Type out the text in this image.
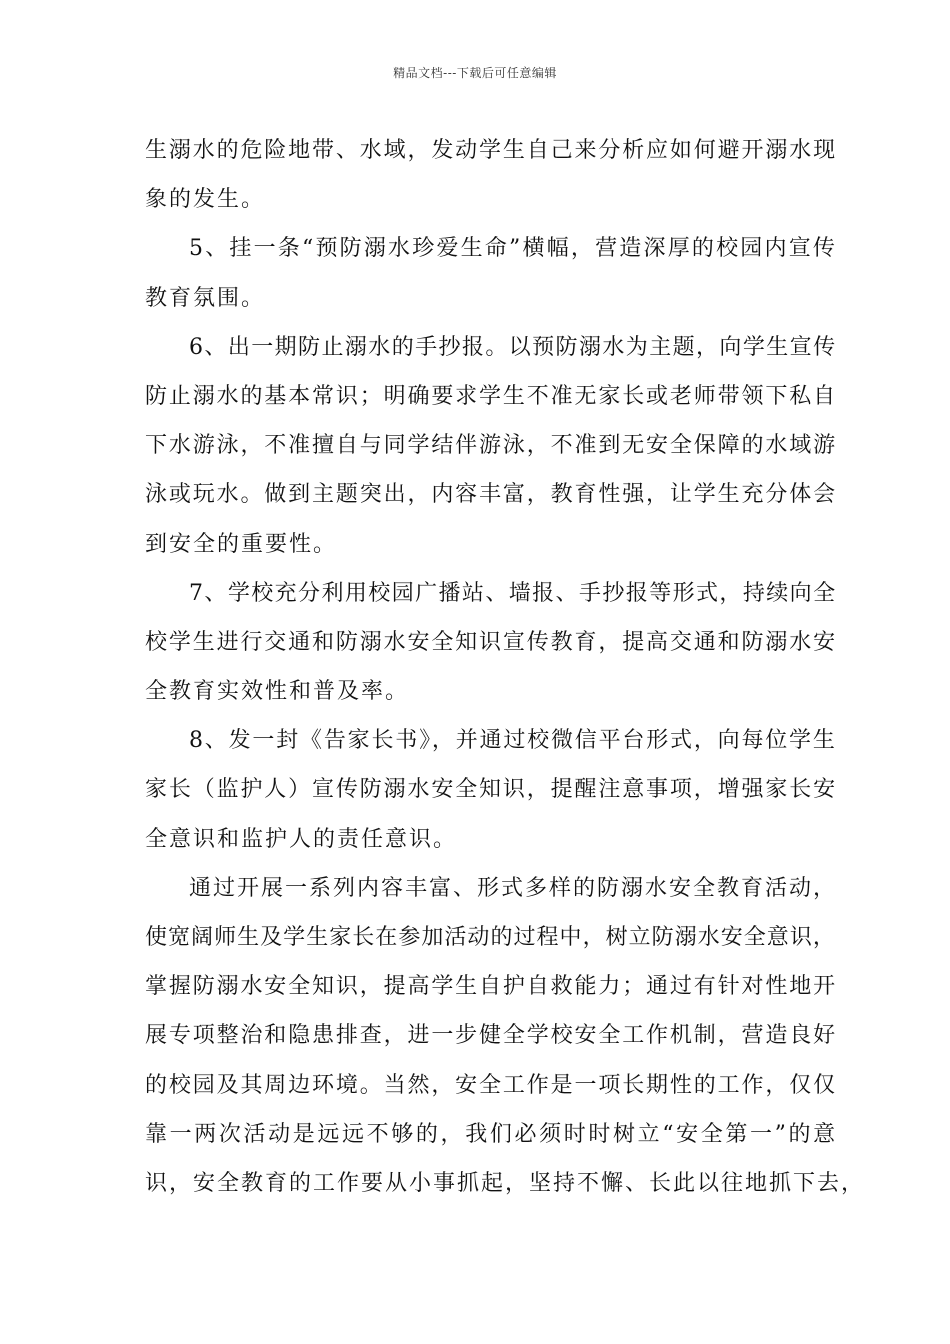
精品文档---下载后可任意编辑
生溺水的危险地带、水域，发动学生自己来分析应如何避开溺水现
象的发生。
5、挂一条“预防溺水珍爱生命”横幅，营造深厚的校园内宣传
教育氛围。
6、出一期防止溺水的手抄报。以预防溺水为主题，向学生宣传
防止溺水的基本常识；明确要求学生不准无家长或老师带领下私自
下水游泳，不准擅自与同学结伴游泳，不准到无安全保障的水域游
泳或玩水。做到主题突出，内容丰富，教育性强，让学生充分体会
到安全的重要性。
7、学校充分利用校园广播站、墙报、手抄报等形式，持续向全
校学生进行交通和防溺水安全知识宣传教育，提高交通和防溺水安
全教育实效性和普及率。
8、发一封《告家长书》，并通过校微信平台形式，向每位学生
家长（监护人）宣传防溺水安全知识，提醒注意事项，增强家长安
全意识和监护人的责任意识。
通过开展一系列内容丰富、形式多样的防溺水安全教育活动，
使宽阔师生及学生家长在参加活动的过程中，树立防溺水安全意识，
掌握防溺水安全知识，提高学生自护自救能力；通过有针对性地开
展专项整治和隐患排查，进一步健全学校安全工作机制，营造良好
的校园及其周边环境。当然，安全工作是一项长期性的工作，仅仅
靠一两次活动是远远不够的，我们必须时时树立“安全第一”的意
识，安全教育的工作要从小事抓起，坚持不懈、长此以往地抓下去，
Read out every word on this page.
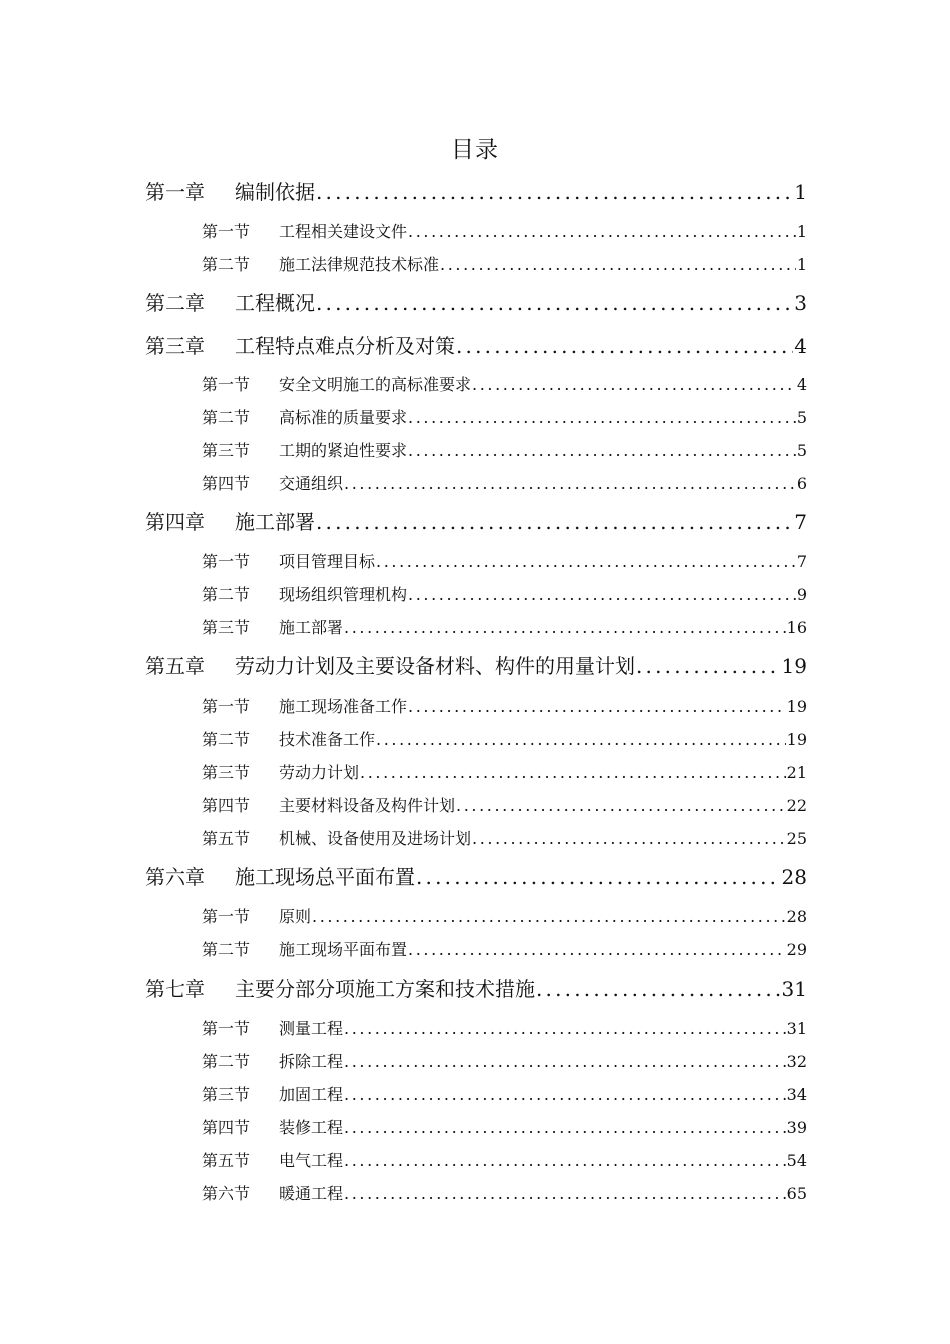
目录
第一章	编制依据 .....	1
第一节	工程相关建设文件 .....	1
第二节	施工法律规范技术标准 .....	1
第二章	工程概况 .....	3
第三章	工程特点难点分析及对策 .....	4
第一节	安全文明施工的高标准要求 .....	4
第二节	高标准的质量要求 .....	5
第三节	工期的紧迫性要求 .....	5
第四节	交通组织 .....	6
第四章	施工部署 .....	7
第一节	项目管理目标 .....	7
第二节	现场组织管理机构 .....	9
第三节	施工部署 .....	16
第五章	劳动力计划及主要设备材料、构件的用量计划 .....	19
第一节	施工现场准备工作 .....	19
第二节	技术准备工作 .....	19
第三节	劳动力计划 .....	21
第四节	主要材料设备及构件计划 .....	22
第五节	机械、设备使用及进场计划 .....	25
第六章	施工现场总平面布置 .....	28
第一节	原则 .....	28
第二节	施工现场平面布置 .....	29
第七章	主要分部分项施工方案和技术措施 .....	31
第一节	测量工程 .....	31
第二节	拆除工程 .....	32
第三节	加固工程 .....	34
第四节	装修工程 .....	39
第五节	电气工程 .....	54
第六节	暖通工程 .....	65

^^^^^^^^^^^^^^^^

Of the lines in the material, how many contain the word "this"? Reply with the number and nothing else.

Complete output: 2